**Provided entries**
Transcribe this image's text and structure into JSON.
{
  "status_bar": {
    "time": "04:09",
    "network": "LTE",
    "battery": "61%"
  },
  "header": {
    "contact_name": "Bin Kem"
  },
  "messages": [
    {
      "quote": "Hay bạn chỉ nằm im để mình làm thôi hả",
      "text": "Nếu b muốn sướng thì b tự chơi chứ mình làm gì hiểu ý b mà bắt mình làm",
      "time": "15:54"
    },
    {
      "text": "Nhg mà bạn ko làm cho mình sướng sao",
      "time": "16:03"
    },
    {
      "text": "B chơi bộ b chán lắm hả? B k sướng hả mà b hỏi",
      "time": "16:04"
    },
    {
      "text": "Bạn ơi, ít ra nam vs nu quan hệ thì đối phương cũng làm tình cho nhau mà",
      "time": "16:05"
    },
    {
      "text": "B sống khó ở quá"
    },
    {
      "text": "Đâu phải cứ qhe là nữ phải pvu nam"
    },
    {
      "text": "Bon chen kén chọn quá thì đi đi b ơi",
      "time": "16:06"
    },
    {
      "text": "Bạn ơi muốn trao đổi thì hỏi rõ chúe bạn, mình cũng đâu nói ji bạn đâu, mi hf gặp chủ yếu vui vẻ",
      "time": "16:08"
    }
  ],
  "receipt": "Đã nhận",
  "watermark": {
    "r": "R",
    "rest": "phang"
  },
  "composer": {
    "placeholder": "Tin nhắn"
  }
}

**Given problem**
Give the number of lines in the entries that include the string "time", and nothing more.

**Result for this exercise**
7